- Exercise instructions: Gather, from the listing beneath this task, every line holding the string "Swans".

Dataset excerpt:
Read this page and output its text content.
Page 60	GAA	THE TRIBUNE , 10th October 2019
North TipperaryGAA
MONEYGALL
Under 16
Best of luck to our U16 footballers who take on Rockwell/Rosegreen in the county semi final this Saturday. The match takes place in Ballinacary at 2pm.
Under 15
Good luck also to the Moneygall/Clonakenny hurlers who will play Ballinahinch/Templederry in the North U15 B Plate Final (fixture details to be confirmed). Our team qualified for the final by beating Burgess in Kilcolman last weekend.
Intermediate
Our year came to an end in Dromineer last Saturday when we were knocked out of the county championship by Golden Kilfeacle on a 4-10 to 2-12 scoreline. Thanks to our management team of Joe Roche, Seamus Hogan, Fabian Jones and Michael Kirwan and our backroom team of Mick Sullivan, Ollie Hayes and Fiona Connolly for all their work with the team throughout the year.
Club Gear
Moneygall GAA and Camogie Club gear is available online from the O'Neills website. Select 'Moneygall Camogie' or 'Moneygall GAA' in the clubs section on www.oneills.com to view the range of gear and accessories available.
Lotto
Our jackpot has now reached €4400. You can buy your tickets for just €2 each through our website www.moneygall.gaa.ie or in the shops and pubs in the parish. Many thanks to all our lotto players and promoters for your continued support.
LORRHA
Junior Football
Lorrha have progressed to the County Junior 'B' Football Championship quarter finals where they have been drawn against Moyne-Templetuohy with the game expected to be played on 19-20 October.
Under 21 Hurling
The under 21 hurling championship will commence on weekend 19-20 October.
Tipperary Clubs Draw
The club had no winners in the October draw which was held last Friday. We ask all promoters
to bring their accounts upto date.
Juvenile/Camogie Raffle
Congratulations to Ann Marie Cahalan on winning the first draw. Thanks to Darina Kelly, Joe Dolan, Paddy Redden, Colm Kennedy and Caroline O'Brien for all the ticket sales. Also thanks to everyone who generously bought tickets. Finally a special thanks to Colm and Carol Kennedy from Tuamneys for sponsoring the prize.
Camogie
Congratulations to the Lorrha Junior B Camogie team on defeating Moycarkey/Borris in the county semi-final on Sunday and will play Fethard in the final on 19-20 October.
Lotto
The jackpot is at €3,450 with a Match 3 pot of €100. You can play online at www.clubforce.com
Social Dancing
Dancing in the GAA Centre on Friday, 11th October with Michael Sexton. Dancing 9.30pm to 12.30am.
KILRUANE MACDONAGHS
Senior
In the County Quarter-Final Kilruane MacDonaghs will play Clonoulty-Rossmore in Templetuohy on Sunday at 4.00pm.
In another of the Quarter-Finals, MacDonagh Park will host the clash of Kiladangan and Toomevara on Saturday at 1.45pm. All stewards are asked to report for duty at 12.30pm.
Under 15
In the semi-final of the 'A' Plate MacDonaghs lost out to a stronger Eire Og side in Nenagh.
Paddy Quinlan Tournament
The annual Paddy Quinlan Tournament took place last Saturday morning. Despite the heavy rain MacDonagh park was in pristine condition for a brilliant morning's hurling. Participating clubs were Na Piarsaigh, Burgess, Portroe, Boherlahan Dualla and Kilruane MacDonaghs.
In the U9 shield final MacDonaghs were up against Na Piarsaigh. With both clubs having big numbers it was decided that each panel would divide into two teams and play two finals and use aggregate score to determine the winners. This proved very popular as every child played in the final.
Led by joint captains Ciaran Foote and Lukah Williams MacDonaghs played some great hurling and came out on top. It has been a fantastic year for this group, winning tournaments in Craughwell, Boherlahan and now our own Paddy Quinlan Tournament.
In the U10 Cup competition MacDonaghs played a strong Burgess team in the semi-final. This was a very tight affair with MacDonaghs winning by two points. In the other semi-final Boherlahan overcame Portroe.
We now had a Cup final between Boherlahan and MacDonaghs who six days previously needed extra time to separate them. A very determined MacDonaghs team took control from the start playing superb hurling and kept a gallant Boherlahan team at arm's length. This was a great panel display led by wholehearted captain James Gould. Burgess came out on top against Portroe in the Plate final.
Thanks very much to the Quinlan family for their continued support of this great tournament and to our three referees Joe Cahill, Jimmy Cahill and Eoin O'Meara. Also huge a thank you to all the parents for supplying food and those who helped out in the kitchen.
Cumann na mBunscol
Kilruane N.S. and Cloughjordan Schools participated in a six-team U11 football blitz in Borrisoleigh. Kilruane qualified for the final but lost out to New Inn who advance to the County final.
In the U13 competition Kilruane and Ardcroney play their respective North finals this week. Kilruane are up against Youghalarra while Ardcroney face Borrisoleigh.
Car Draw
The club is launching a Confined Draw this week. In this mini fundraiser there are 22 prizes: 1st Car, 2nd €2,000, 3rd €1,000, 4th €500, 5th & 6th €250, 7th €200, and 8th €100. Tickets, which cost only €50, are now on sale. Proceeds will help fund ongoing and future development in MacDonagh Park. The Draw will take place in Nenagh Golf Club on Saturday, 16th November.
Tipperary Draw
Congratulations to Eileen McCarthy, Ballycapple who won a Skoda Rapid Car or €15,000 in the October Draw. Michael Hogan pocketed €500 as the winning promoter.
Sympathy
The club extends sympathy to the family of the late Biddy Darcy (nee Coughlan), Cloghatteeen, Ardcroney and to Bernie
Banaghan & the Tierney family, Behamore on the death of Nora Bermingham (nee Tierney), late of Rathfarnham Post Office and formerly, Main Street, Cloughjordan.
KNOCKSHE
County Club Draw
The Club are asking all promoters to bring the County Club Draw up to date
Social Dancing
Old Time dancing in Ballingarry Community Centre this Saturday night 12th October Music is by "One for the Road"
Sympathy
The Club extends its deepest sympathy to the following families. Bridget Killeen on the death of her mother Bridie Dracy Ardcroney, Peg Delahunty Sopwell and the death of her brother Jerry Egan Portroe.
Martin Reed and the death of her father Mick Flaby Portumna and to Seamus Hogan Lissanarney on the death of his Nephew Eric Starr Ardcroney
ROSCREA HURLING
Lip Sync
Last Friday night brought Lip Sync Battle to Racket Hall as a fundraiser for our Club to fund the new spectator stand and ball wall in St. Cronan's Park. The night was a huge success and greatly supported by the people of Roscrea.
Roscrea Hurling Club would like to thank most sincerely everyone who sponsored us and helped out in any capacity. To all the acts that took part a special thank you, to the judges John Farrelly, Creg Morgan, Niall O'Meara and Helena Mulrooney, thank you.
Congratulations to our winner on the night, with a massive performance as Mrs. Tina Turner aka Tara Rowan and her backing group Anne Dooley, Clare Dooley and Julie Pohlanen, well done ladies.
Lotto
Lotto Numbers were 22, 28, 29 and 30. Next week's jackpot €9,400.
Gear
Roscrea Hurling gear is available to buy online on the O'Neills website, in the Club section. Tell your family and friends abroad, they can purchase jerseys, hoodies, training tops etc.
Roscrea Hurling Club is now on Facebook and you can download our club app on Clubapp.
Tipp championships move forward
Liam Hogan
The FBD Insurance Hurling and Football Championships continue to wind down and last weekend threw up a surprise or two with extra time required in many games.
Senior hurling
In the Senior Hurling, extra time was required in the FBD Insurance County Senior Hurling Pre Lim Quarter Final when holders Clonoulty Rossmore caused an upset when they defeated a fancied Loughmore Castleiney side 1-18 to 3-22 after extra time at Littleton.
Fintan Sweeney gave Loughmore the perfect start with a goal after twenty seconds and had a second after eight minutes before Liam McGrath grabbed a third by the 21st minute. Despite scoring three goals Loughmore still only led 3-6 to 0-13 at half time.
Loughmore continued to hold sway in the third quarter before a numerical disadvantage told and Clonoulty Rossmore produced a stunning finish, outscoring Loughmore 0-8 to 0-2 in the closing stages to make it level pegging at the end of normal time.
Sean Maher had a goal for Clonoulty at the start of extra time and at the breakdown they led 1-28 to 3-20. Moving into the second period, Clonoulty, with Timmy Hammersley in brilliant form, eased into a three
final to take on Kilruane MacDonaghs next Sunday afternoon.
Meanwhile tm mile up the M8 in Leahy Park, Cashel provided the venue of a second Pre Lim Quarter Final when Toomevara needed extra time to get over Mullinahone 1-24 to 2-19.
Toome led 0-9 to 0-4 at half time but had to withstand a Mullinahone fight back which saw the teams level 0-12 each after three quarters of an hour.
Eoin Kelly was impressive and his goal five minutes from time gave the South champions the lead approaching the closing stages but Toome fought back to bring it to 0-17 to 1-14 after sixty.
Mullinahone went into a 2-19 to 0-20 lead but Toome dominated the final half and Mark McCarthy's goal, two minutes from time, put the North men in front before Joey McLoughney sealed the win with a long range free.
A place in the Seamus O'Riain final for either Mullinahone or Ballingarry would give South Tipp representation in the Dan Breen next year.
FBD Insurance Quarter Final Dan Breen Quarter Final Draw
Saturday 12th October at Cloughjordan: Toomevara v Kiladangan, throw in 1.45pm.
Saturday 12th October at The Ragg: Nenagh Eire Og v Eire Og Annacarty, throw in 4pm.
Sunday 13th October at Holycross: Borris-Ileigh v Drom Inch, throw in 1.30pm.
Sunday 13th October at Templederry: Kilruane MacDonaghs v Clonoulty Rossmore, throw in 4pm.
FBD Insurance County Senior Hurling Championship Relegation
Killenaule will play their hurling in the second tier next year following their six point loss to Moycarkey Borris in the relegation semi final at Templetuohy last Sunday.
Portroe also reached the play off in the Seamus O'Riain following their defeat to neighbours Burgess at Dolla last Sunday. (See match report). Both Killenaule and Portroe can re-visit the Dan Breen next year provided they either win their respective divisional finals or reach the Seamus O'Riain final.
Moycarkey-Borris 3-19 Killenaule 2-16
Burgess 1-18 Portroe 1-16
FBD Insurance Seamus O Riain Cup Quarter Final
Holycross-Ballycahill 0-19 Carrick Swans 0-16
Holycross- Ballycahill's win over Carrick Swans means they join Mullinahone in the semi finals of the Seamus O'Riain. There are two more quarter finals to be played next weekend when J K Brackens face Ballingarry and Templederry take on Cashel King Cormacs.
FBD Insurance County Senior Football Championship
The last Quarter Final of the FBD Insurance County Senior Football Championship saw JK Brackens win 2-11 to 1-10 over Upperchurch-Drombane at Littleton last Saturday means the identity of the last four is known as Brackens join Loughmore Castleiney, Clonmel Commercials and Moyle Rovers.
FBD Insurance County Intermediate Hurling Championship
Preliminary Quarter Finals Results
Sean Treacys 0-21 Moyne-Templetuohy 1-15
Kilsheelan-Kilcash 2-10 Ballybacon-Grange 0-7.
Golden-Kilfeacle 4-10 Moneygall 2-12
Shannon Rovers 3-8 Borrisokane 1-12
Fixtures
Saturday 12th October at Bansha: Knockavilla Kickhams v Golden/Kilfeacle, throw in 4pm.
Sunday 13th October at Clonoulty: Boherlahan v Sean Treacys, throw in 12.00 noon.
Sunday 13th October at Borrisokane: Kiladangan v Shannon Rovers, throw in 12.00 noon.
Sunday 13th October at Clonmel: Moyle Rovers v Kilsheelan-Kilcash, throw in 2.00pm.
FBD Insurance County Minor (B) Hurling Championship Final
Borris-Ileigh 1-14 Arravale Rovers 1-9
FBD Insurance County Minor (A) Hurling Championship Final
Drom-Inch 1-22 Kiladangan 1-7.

- Answer to the exercise:
Holycross-Ballycahill 0-19 Carrick Swans 0-16
Holycross- Ballycahill's win over Carrick Swans means they join Mullinahone in the semi finals of the Seamus O'Riain. There are two more quarter finals to be played next weekend when J K Brackens face Ballingarry and Templederry take on Cashel King Cormacs.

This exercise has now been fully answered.